• REQUIRED TASK: Every entry needs to be reproduced exactly.

• Stored records:
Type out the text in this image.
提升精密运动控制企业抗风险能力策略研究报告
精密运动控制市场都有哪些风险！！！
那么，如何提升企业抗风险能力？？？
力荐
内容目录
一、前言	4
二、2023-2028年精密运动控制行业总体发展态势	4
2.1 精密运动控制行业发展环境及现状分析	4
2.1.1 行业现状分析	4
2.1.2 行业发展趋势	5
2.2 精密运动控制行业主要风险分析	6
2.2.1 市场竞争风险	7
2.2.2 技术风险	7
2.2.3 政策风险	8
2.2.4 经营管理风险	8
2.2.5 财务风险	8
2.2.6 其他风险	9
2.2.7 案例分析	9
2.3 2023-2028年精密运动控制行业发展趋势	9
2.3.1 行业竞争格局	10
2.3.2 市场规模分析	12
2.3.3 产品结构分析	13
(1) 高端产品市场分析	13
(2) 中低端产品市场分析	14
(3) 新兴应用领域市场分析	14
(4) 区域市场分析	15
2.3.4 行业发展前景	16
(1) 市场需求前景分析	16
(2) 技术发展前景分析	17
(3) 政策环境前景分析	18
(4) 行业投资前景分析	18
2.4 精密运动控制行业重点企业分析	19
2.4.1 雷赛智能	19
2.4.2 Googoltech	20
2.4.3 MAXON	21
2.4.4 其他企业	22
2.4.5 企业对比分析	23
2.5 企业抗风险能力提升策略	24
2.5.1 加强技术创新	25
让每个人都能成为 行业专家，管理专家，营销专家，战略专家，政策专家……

• RESPONSE TO THE EXERCISE:
Type out the text in this image.
提升精密运动控制企业抗风险能力策略研究报告
精密运动控制市场都有哪些风险！！！
那么，如何提升企业抗风险能力？？？
力荐
内容目录
一、前言	4
二、2023-2028年精密运动控制行业总体发展态势	4
2.1 精密运动控制行业发展环境及现状分析	4
2.1.1 行业现状分析	4
2.1.2 行业发展趋势	5
2.2 精密运动控制行业主要风险分析	6
2.2.1 市场竞争风险	7
2.2.2 技术风险	7
2.2.3 政策风险	8
2.2.4 经营管理风险	8
2.2.5 财务风险	8
2.2.6 其他风险	9
2.2.7 案例分析	9
2.3 2023-2028年精密运动控制行业发展趋势	9
2.3.1 行业竞争格局	10
2.3.2 市场规模分析	12
2.3.3 产品结构分析	13
(1) 高端产品市场分析	13
(2) 中低端产品市场分析	14
(3) 新兴应用领域市场分析	14
(4) 区域市场分析	15
2.3.4 行业发展前景	16
(1) 市场需求前景分析	16
(2) 技术发展前景分析	17
(3) 政策环境前景分析	18
(4) 行业投资前景分析	18
2.4 精密运动控制行业重点企业分析	19
2.4.1 雷赛智能	19
2.4.2 Googoltech	20
2.4.3 MAXON	21
2.4.4 其他企业	22
2.4.5 企业对比分析	23
2.5 企业抗风险能力提升策略	24
2.5.1 加强技术创新	25
让每个人都能成为 行业专家，管理专家，营销专家，战略专家，政策专家……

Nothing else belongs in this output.